→ SUPPLIED DATA:
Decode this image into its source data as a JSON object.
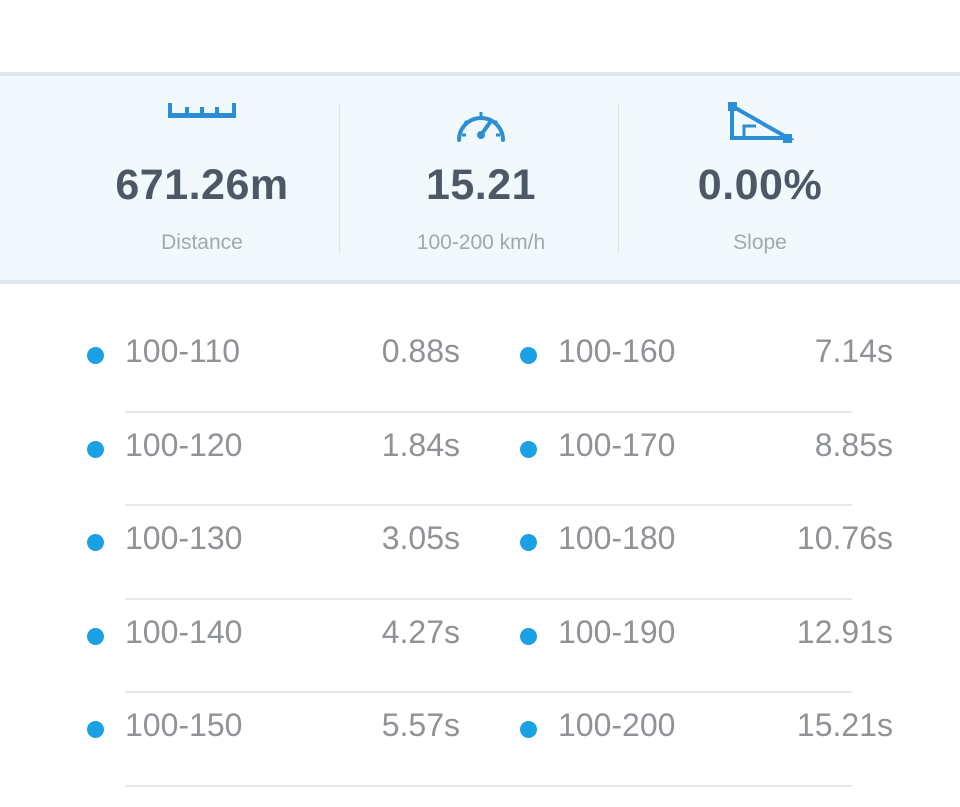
{
  "summary": {
    "distance": {
      "value": "671.26m",
      "label": "Distance",
      "icon": "ruler-icon"
    },
    "speed": {
      "value": "15.21",
      "label": "100-200 km/h",
      "icon": "speedometer-icon"
    },
    "slope": {
      "value": "0.00%",
      "label": "Slope",
      "icon": "slope-icon"
    }
  },
  "timings": {
    "left": [
      {
        "range": "100-110",
        "time": "0.88s"
      },
      {
        "range": "100-120",
        "time": "1.84s"
      },
      {
        "range": "100-130",
        "time": "3.05s"
      },
      {
        "range": "100-140",
        "time": "4.27s"
      },
      {
        "range": "100-150",
        "time": "5.57s"
      }
    ],
    "right": [
      {
        "range": "100-160",
        "time": "7.14s"
      },
      {
        "range": "100-170",
        "time": "8.85s"
      },
      {
        "range": "100-180",
        "time": "10.76s"
      },
      {
        "range": "100-190",
        "time": "12.91s"
      },
      {
        "range": "100-200",
        "time": "15.21s"
      }
    ]
  },
  "colors": {
    "accent": "#1aa1e4",
    "icon": "#2b8fd6",
    "value_text": "#4c5865",
    "label_text": "#a2a8ad",
    "panel_bg": "#f1f9fc"
  }
}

→ WHAT THE EXERCISE ASKS:
Quote the preceding records in their entirety, excluding every picture.

→ SOLUTION BELOW:
Decode this image into its source data as a JSON object.
{
  "summary": {
    "distance": {
      "value": "671.26m",
      "label": "Distance",
      "icon": "ruler-icon"
    },
    "speed": {
      "value": "15.21",
      "label": "100-200 km/h",
      "icon": "speedometer-icon"
    },
    "slope": {
      "value": "0.00%",
      "label": "Slope",
      "icon": "slope-icon"
    }
  },
  "timings": {
    "left": [
      {
        "range": "100-110",
        "time": "0.88s"
      },
      {
        "range": "100-120",
        "time": "1.84s"
      },
      {
        "range": "100-130",
        "time": "3.05s"
      },
      {
        "range": "100-140",
        "time": "4.27s"
      },
      {
        "range": "100-150",
        "time": "5.57s"
      }
    ],
    "right": [
      {
        "range": "100-160",
        "time": "7.14s"
      },
      {
        "range": "100-170",
        "time": "8.85s"
      },
      {
        "range": "100-180",
        "time": "10.76s"
      },
      {
        "range": "100-190",
        "time": "12.91s"
      },
      {
        "range": "100-200",
        "time": "15.21s"
      }
    ]
  },
  "colors": {
    "accent": "#1aa1e4",
    "icon": "#2b8fd6",
    "value_text": "#4c5865",
    "label_text": "#a2a8ad",
    "panel_bg": "#f1f9fc"
  }
}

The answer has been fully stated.